▸ Task objective
Count every line in the following entries where the word "WONGMUANGJAN" appears. Give the count alone.
>>
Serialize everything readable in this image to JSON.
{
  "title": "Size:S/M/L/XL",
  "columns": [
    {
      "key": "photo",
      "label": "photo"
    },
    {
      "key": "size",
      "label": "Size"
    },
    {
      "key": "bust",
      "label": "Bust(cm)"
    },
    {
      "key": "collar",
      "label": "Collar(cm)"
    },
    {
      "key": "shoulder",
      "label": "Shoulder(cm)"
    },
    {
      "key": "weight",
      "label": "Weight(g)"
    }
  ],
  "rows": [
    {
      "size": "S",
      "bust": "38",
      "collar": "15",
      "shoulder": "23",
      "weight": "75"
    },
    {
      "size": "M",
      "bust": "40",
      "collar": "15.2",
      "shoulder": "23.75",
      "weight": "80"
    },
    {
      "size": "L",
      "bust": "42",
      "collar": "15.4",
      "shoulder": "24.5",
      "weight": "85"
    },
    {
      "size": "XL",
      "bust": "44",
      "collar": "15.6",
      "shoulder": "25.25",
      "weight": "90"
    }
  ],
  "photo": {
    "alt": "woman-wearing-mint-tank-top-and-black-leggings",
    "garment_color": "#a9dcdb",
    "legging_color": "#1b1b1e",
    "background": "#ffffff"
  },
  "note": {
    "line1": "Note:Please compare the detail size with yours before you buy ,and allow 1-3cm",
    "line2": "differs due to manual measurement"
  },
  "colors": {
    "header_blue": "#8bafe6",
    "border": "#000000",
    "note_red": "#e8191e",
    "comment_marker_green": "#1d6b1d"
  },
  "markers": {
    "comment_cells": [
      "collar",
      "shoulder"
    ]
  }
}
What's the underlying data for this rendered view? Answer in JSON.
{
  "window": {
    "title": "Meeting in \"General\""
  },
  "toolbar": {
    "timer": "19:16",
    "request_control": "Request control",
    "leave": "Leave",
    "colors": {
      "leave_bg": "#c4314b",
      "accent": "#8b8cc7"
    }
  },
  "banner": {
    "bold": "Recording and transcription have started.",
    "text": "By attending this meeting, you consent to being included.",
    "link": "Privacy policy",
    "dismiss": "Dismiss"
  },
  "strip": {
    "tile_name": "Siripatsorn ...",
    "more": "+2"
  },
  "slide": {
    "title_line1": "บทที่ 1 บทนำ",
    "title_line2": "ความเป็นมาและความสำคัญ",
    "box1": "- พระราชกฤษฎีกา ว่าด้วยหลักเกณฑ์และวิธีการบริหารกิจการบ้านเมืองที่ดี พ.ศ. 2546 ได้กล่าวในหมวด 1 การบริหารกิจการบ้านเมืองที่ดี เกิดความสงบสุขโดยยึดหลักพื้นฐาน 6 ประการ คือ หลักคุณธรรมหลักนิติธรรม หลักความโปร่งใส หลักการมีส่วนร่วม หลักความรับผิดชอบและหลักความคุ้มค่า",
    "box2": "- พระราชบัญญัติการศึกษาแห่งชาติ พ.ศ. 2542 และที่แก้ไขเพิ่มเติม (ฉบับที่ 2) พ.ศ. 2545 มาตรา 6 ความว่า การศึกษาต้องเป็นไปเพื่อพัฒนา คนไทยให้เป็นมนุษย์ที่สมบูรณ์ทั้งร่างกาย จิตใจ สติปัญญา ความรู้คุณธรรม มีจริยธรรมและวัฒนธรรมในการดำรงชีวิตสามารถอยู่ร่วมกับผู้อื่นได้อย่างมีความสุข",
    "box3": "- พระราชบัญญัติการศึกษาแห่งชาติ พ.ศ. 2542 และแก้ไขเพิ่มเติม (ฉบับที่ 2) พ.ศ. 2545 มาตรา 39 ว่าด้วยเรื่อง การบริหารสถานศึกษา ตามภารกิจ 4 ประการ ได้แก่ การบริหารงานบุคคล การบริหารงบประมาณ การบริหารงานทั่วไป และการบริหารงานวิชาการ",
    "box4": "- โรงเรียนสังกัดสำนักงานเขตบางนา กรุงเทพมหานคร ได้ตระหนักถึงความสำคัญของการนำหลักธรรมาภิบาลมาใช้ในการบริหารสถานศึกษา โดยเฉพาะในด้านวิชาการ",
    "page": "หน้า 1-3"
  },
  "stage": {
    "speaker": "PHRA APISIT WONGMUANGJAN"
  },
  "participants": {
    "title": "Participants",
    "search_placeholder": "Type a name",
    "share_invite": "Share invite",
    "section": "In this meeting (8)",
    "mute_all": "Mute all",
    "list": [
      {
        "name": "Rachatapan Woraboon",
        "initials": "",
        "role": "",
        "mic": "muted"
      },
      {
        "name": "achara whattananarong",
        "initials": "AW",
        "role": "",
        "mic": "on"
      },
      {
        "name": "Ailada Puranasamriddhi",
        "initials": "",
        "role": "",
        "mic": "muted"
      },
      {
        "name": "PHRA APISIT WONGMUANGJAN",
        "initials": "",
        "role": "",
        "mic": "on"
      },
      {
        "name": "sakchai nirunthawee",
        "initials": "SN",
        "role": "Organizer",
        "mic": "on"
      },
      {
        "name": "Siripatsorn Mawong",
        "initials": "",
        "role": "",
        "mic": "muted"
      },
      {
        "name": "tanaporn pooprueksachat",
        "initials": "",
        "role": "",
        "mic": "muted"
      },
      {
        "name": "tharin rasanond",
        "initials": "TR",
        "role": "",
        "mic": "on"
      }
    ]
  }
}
<<
▸ Exercise response
2